- [Task to complete] Filter the entries and keep only the lines where the string "岗位大练兵" appears.

---

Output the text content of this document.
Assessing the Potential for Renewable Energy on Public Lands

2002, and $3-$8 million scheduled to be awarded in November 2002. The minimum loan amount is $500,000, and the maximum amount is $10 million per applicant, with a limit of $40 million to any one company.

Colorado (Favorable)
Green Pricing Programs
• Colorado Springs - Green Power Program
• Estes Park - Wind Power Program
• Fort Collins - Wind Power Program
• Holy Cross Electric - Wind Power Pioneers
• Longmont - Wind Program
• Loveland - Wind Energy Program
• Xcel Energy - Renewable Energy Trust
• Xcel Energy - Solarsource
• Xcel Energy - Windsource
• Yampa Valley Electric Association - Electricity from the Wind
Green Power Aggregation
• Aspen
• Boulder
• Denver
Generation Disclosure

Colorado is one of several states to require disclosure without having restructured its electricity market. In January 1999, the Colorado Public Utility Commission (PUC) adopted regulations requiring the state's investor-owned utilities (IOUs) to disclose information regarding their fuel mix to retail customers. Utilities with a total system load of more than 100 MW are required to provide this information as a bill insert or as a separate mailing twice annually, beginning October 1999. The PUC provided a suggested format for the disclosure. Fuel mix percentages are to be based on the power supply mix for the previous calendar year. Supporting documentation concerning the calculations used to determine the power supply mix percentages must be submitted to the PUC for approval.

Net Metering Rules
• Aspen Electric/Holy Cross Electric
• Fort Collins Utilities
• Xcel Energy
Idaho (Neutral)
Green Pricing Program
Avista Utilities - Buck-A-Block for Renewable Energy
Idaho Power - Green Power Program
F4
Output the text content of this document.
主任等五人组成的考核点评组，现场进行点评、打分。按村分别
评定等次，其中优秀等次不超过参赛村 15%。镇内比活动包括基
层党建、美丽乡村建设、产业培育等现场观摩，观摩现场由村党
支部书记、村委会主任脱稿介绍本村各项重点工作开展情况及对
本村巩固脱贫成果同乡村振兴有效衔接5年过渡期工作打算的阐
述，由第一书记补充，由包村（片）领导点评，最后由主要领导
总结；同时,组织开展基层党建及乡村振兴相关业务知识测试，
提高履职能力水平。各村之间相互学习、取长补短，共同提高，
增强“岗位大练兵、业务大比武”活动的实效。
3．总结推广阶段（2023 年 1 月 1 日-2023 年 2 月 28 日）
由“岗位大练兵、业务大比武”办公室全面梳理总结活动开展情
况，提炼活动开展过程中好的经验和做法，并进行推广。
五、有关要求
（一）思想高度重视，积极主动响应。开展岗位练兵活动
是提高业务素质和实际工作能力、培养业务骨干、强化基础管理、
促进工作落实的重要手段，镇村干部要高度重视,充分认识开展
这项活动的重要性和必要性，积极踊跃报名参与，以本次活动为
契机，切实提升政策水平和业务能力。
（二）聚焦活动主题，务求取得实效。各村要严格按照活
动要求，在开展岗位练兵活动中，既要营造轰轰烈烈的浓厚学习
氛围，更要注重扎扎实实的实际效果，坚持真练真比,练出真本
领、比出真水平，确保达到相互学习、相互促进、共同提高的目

---

- [Task output]
增强“岗位大练兵、业务大比武”活动的实效。
由“岗位大练兵、业务大比武”办公室全面梳理总结活动开展情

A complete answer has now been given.